### Required action
Would you please repeat the data that follows, exactly as it reads?

### Data listing
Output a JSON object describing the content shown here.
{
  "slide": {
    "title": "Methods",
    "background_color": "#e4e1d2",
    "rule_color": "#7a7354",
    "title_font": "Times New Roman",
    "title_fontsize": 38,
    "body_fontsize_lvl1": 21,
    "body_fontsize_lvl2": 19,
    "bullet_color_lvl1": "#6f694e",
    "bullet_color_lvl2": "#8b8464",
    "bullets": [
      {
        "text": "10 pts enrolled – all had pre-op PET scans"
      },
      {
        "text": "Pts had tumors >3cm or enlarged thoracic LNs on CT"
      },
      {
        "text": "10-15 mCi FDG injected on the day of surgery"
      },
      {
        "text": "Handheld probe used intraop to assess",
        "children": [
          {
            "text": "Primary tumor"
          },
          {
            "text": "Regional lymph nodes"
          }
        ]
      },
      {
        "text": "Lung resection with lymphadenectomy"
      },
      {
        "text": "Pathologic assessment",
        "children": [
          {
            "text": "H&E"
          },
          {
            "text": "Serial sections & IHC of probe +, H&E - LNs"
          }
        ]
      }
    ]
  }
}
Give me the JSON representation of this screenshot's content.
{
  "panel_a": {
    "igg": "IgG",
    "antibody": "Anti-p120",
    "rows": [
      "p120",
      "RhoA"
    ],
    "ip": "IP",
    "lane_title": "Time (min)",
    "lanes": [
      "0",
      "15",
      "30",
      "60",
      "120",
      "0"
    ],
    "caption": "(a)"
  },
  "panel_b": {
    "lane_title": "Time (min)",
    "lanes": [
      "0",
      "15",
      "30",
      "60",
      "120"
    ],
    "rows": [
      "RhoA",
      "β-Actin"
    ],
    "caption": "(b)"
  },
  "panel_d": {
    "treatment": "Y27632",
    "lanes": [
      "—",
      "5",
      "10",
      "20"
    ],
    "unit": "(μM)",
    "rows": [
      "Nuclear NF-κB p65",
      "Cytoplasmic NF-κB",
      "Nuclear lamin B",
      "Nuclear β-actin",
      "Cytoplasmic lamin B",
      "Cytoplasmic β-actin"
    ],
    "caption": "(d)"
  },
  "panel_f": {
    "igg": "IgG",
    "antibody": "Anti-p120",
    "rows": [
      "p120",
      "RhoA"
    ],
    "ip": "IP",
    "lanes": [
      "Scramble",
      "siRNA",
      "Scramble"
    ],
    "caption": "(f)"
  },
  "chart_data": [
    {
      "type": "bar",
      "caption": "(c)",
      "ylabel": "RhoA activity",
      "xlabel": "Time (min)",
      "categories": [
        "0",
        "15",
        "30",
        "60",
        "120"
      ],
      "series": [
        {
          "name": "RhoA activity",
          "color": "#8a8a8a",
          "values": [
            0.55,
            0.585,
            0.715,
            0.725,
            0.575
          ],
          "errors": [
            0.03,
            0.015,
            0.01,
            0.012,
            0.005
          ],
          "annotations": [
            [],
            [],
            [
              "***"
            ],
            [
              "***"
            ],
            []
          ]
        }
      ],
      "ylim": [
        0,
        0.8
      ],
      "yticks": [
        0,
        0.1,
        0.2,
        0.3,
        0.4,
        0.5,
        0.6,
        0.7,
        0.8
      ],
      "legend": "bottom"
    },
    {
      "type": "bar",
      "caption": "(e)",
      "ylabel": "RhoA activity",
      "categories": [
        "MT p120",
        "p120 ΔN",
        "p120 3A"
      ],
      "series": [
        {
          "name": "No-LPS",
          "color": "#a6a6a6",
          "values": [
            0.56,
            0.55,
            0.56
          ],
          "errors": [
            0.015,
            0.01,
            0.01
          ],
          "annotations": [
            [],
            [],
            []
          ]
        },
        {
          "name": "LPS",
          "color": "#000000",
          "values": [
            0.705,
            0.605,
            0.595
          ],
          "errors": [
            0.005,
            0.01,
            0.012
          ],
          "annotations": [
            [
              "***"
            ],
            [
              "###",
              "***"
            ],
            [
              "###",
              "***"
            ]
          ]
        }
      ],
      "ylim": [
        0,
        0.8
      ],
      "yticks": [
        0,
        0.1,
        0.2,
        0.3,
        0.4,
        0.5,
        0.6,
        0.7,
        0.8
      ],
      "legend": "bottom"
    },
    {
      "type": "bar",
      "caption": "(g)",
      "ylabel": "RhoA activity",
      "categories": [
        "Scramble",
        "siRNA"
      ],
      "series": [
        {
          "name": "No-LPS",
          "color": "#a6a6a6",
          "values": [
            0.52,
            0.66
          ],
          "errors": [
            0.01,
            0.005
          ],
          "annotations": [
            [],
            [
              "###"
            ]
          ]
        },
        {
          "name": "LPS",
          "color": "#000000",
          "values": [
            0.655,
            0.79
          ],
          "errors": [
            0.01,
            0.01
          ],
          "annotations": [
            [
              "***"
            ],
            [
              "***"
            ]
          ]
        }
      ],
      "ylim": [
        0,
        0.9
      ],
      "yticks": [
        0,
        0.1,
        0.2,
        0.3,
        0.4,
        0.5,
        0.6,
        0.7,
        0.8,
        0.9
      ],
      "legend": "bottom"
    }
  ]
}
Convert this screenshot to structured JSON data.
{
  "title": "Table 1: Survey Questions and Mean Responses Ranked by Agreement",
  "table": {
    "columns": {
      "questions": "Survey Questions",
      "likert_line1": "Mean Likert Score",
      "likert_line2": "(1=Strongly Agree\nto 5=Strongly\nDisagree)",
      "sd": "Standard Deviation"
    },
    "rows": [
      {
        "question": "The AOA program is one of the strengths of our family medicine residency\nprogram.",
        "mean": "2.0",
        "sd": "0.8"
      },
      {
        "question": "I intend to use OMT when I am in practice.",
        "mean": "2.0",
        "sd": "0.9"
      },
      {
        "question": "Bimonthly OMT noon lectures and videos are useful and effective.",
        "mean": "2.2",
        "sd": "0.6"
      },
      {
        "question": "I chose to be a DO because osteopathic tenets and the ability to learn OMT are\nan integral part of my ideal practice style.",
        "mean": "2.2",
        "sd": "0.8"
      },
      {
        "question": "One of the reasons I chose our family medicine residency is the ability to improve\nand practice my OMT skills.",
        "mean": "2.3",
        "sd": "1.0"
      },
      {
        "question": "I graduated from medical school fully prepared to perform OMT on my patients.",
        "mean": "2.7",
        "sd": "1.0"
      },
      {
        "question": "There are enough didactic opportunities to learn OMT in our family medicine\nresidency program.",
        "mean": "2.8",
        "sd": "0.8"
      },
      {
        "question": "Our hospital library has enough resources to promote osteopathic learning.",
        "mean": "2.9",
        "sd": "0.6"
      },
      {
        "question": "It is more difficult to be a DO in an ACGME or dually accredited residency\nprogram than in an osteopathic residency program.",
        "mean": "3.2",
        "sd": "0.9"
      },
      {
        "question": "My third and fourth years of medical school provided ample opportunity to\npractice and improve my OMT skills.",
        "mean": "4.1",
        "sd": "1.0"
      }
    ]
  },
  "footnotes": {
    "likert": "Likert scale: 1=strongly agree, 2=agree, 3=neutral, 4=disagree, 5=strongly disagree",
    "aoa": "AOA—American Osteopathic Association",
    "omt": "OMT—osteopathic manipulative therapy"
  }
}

### Written reply
Output a JSON object describing the content shown here.
{
  "slide": {
    "title": "Methods",
    "background_color": "#e4e1d2",
    "rule_color": "#7a7354",
    "title_font": "Times New Roman",
    "title_fontsize": 38,
    "body_fontsize_lvl1": 21,
    "body_fontsize_lvl2": 19,
    "bullet_color_lvl1": "#6f694e",
    "bullet_color_lvl2": "#8b8464",
    "bullets": [
      {
        "text": "10 pts enrolled – all had pre-op PET scans"
      },
      {
        "text": "Pts had tumors >3cm or enlarged thoracic LNs on CT"
      },
      {
        "text": "10-15 mCi FDG injected on the day of surgery"
      },
      {
        "text": "Handheld probe used intraop to assess",
        "children": [
          {
            "text": "Primary tumor"
          },
          {
            "text": "Regional lymph nodes"
          }
        ]
      },
      {
        "text": "Lung resection with lymphadenectomy"
      },
      {
        "text": "Pathologic assessment",
        "children": [
          {
            "text": "H&E"
          },
          {
            "text": "Serial sections & IHC of probe +, H&E - LNs"
          }
        ]
      }
    ]
  }
}
Give me the JSON representation of this screenshot's content.
{
  "panel_a": {
    "igg": "IgG",
    "antibody": "Anti-p120",
    "rows": [
      "p120",
      "RhoA"
    ],
    "ip": "IP",
    "lane_title": "Time (min)",
    "lanes": [
      "0",
      "15",
      "30",
      "60",
      "120",
      "0"
    ],
    "caption": "(a)"
  },
  "panel_b": {
    "lane_title": "Time (min)",
    "lanes": [
      "0",
      "15",
      "30",
      "60",
      "120"
    ],
    "rows": [
      "RhoA",
      "β-Actin"
    ],
    "caption": "(b)"
  },
  "panel_d": {
    "treatment": "Y27632",
    "lanes": [
      "—",
      "5",
      "10",
      "20"
    ],
    "unit": "(μM)",
    "rows": [
      "Nuclear NF-κB p65",
      "Cytoplasmic NF-κB",
      "Nuclear lamin B",
      "Nuclear β-actin",
      "Cytoplasmic lamin B",
      "Cytoplasmic β-actin"
    ],
    "caption": "(d)"
  },
  "panel_f": {
    "igg": "IgG",
    "antibody": "Anti-p120",
    "rows": [
      "p120",
      "RhoA"
    ],
    "ip": "IP",
    "lanes": [
      "Scramble",
      "siRNA",
      "Scramble"
    ],
    "caption": "(f)"
  },
  "chart_data": [
    {
      "type": "bar",
      "caption": "(c)",
      "ylabel": "RhoA activity",
      "xlabel": "Time (min)",
      "categories": [
        "0",
        "15",
        "30",
        "60",
        "120"
      ],
      "series": [
        {
          "name": "RhoA activity",
          "color": "#8a8a8a",
          "values": [
            0.55,
            0.585,
            0.715,
            0.725,
            0.575
          ],
          "errors": [
            0.03,
            0.015,
            0.01,
            0.012,
            0.005
          ],
          "annotations": [
            [],
            [],
            [
              "***"
            ],
            [
              "***"
            ],
            []
          ]
        }
      ],
      "ylim": [
        0,
        0.8
      ],
      "yticks": [
        0,
        0.1,
        0.2,
        0.3,
        0.4,
        0.5,
        0.6,
        0.7,
        0.8
      ],
      "legend": "bottom"
    },
    {
      "type": "bar",
      "caption": "(e)",
      "ylabel": "RhoA activity",
      "categories": [
        "MT p120",
        "p120 ΔN",
        "p120 3A"
      ],
      "series": [
        {
          "name": "No-LPS",
          "color": "#a6a6a6",
          "values": [
            0.56,
            0.55,
            0.56
          ],
          "errors": [
            0.015,
            0.01,
            0.01
          ],
          "annotations": [
            [],
            [],
            []
          ]
        },
        {
          "name": "LPS",
          "color": "#000000",
          "values": [
            0.705,
            0.605,
            0.595
          ],
          "errors": [
            0.005,
            0.01,
            0.012
          ],
          "annotations": [
            [
              "***"
            ],
            [
              "###",
              "***"
            ],
            [
              "###",
              "***"
            ]
          ]
        }
      ],
      "ylim": [
        0,
        0.8
      ],
      "yticks": [
        0,
        0.1,
        0.2,
        0.3,
        0.4,
        0.5,
        0.6,
        0.7,
        0.8
      ],
      "legend": "bottom"
    },
    {
      "type": "bar",
      "caption": "(g)",
      "ylabel": "RhoA activity",
      "categories": [
        "Scramble",
        "siRNA"
      ],
      "series": [
        {
          "name": "No-LPS",
          "color": "#a6a6a6",
          "values": [
            0.52,
            0.66
          ],
          "errors": [
            0.01,
            0.005
          ],
          "annotations": [
            [],
            [
              "###"
            ]
          ]
        },
        {
          "name": "LPS",
          "color": "#000000",
          "values": [
            0.655,
            0.79
          ],
          "errors": [
            0.01,
            0.01
          ],
          "annotations": [
            [
              "***"
            ],
            [
              "***"
            ]
          ]
        }
      ],
      "ylim": [
        0,
        0.9
      ],
      "yticks": [
        0,
        0.1,
        0.2,
        0.3,
        0.4,
        0.5,
        0.6,
        0.7,
        0.8,
        0.9
      ],
      "legend": "bottom"
    }
  ]
}
Convert this screenshot to structured JSON data.
{
  "title": "Table 1: Survey Questions and Mean Responses Ranked by Agreement",
  "table": {
    "columns": {
      "questions": "Survey Questions",
      "likert_line1": "Mean Likert Score",
      "likert_line2": "(1=Strongly Agree\nto 5=Strongly\nDisagree)",
      "sd": "Standard Deviation"
    },
    "rows": [
      {
        "question": "The AOA program is one of the strengths of our family medicine residency\nprogram.",
        "mean": "2.0",
        "sd": "0.8"
      },
      {
        "question": "I intend to use OMT when I am in practice.",
        "mean": "2.0",
        "sd": "0.9"
      },
      {
        "question": "Bimonthly OMT noon lectures and videos are useful and effective.",
        "mean": "2.2",
        "sd": "0.6"
      },
      {
        "question": "I chose to be a DO because osteopathic tenets and the ability to learn OMT are\nan integral part of my ideal practice style.",
        "mean": "2.2",
        "sd": "0.8"
      },
      {
        "question": "One of the reasons I chose our family medicine residency is the ability to improve\nand practice my OMT skills.",
        "mean": "2.3",
        "sd": "1.0"
      },
      {
        "question": "I graduated from medical school fully prepared to perform OMT on my patients.",
        "mean": "2.7",
        "sd": "1.0"
      },
      {
        "question": "There are enough didactic opportunities to learn OMT in our family medicine\nresidency program.",
        "mean": "2.8",
        "sd": "0.8"
      },
      {
        "question": "Our hospital library has enough resources to promote osteopathic learning.",
        "mean": "2.9",
        "sd": "0.6"
      },
      {
        "question": "It is more difficult to be a DO in an ACGME or dually accredited residency\nprogram than in an osteopathic residency program.",
        "mean": "3.2",
        "sd": "0.9"
      },
      {
        "question": "My third and fourth years of medical school provided ample opportunity to\npractice and improve my OMT skills.",
        "mean": "4.1",
        "sd": "1.0"
      }
    ]
  },
  "footnotes": {
    "likert": "Likert scale: 1=strongly agree, 2=agree, 3=neutral, 4=disagree, 5=strongly disagree",
    "aoa": "AOA—American Osteopathic Association",
    "omt": "OMT—osteopathic manipulative therapy"
  }
}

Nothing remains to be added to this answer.